The Shark Machines

You will be doing your Intro to Computer Systems (ICS) lab assignments on a cluster of rack-mounted Intel Nehalem-based servers called the shark machines. This cluster was donated by the Intel Labs Higher Education group for the ICS course. The original 15-213 cluster machines were known as the fish machines. Our new cluster systems are much bigger and faster, so it seems fitting to call them the shark machines.

Shark machines available to students

There are 10 machines available to students. They run the identical RHEL 6.1 operating system as the Andrew cluster machines. ICS students and teaching staff can login to them using their Andrew credentials. For example, if your Andrew ID is bovik, then you can login to a random shark machine:

unix> ssh bovik@shark.ics.cs.cmu.edu

or a specific machine:

unix> ssh bovik@angelshark.ics.cs.cmu.edu

angelshark.ics.cs.cmu.edu bambooshark.ics.cs.cmu.edu baskingshark.ics.cs.cmu.edu blueshark.ics.cs.cmu.edu carpetshark.ics.cs.cmu.edu
catshark.ics.cs.cmu.edu hammerheadshark.ics.cs.cmu.edu houndshark.ics.cs.cmu.edu lemonshark.ics.cs.cmu.edu makoshark.ics.cs.cmu.edu

Shark machines available to teaching staff only

Greatwhite.ics.cs.cmu.edu is the Autolab server. Teaching staff can login to it using their Andrew credentials. There are also 10 servers that Autolab uses to autograde student handins. Each autograding job is performed on a RHEL 6.1 virtual machine managed by the Apache Tashi system, which was developed by Intel Labs Pittsburgh and the Carnegie Mellon Parallel Data Lab.

greatwhite.ics.cs.cmu.edu
megamouth.ics.cs.cmu.edu milkshark.ics.cs.cmu.edu nurseshark.ics.cs.cmu.edu pygmyshark.ics.cs.cmu.edu reefshark.ics.cs.cmu.edu
rivershark.ics.cs.cmu.edu roughshark.ics.cs.cmu.edu sandshark.ics.cs.cmu.edu sawshark.ics.cs.cmu.edu tigershark.ics.cs.cmu.edu

Frequently Asked Questions

Q: How do I get an account?
A: Accounts will be created for you automatically. If you can't login, please send mail to your instructor.

Technical specs

  • Head node (greatwhite)
    • Dell R710 with 2 x Intel E5620 CPUs, 2.67 GHz peak, 32 GB DRAM, 8 Nehalem cores, 8 TB SATA RAID.
    • 64-bit Enterprise Red Hat (Linux kernel 2.6.18)
  • 20 Compute nodes (autograding servers and student machines):
    • Dell R410, 2x Intel E5520 CPUS, 2.67 GHz peak, 24 GB DRAM, 8 Nehalem cores, 160 GB SATA disk
    • Student machines: 64-bit Enterprise Red Hat (Linux kernel 2.6.18)
    • Autograding servers: Ubuntu Linux running Ubuntu virtual machines managed by Tashi
  • Nehalem processor cores:
    • 2-way hyperthreading
    • L1 d-cache: 32 KB, 8-way associative (per core)
    • L1 i-cache: 32 KB, 8-way associative (per core)
    • L2 unified cache: 256 KB, 8-way associative (per core)
    • L3 cache: 8 MB, 16-way associative (shared by all cores)
    • 64-byte block size for L1, L2, and L3
    • L1 d-TLB: 64 entries, 4-way associative (per core)
    • L1 i-TLB: 128 entries, 4-way associative (per core)
    • L2 unified TLB: 512 entries, 4-way associative
    • DDR3 on-chip memory controller

> **Data supplied**
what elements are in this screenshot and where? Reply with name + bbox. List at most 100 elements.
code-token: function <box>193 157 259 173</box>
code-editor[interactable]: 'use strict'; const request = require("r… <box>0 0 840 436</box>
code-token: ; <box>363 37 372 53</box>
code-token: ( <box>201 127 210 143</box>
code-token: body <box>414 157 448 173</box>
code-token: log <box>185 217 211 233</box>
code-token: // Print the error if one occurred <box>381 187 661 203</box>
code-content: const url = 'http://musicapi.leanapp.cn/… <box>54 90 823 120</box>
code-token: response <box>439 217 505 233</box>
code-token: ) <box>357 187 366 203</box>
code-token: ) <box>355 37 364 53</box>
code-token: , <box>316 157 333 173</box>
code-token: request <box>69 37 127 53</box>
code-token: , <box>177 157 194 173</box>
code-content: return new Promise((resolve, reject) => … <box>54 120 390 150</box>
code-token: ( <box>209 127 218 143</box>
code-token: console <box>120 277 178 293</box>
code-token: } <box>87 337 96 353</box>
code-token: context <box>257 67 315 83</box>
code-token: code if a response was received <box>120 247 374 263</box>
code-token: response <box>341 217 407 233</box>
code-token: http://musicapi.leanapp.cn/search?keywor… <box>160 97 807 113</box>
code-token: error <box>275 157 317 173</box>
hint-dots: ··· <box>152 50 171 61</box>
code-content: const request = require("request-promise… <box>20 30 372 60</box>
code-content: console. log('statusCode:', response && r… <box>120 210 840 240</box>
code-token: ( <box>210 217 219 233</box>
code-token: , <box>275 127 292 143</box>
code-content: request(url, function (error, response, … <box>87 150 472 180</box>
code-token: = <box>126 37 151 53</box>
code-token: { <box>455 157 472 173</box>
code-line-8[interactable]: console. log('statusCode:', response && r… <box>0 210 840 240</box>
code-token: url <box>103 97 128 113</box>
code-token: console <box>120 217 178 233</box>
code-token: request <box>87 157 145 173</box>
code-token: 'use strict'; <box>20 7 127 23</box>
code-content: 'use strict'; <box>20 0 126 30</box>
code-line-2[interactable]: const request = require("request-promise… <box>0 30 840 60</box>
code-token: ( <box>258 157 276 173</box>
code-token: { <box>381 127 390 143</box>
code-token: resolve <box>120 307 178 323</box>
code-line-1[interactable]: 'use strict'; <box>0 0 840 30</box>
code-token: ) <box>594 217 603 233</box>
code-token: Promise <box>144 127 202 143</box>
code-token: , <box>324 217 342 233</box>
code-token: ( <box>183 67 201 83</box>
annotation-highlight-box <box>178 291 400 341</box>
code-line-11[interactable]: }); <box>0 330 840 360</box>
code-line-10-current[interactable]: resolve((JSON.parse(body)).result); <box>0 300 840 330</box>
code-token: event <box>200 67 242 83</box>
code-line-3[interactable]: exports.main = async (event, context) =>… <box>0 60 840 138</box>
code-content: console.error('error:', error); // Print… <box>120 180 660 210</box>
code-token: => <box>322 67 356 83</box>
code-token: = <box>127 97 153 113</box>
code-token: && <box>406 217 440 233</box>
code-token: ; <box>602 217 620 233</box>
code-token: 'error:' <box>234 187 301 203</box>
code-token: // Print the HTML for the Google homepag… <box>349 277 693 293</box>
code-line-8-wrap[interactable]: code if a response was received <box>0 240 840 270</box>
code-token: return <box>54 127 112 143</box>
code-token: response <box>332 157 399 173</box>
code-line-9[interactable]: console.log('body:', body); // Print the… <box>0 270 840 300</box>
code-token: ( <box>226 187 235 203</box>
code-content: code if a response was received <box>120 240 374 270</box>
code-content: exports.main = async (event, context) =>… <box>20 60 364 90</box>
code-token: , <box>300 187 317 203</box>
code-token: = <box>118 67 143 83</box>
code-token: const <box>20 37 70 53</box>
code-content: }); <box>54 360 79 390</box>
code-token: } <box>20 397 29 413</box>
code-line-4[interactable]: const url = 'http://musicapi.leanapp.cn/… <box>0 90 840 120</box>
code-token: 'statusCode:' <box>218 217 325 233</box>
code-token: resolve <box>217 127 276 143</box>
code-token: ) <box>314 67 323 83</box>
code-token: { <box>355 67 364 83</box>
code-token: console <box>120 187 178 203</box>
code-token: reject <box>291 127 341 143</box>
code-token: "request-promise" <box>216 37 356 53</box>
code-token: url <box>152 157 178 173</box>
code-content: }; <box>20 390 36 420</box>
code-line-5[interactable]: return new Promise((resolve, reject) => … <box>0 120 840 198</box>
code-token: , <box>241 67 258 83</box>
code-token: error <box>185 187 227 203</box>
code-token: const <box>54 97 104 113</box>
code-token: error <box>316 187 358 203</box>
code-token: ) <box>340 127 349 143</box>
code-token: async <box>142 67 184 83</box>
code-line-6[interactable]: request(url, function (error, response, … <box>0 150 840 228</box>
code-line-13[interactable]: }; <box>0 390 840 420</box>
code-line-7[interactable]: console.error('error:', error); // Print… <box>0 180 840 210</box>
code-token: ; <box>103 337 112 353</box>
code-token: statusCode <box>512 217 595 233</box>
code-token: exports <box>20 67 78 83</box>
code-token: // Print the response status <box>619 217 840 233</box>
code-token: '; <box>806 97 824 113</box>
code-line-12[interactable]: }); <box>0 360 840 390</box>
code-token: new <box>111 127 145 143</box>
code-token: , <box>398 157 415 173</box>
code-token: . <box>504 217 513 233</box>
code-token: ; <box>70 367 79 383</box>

> **Task instructions**
(a) Decide whether each statement agrees with the shark machines page. Answer yes or no for each, and quote the words of the page that settle it.
(i) The cluster was donated by the Intel Labs Higher Education group.
(ii) Students log in to the shark machines with a separate password issued by the course.
(iii) The L3 cache is 8 MB and shared by all cores.
(b) According to the shark machines page, what were the original 15-213 cluster machines called?
(c) Output, word for word, the part of the shark machines page that opens with the words containing "You will be" and closes with "them the shark machines.".
The data above come from a separate source, not from the shark machines page.

> **Answers for each item**
(a)
(i) Yes: "This cluster was donated by the Intel Labs Higher Education group for the ICS course."
(ii) No: "ICS students and teaching staff can login to them using their Andrew credentials."
(iii) Yes: "L3 cache: 8 MB, 16-way associative (shared by all cores)"

(b) They were called the fish machines.

(c)
You will be doing your Intro to Computer Systems (ICS) lab assignments on a cluster of rack-mounted Intel Nehalem-based servers called the shark machines. This cluster was donated by the Intel Labs Higher Education group for the ICS course. The original 15-213 cluster machines were known as the fish machines. Our new cluster systems are much bigger and faster, so it seems fitting to call them the shark machines.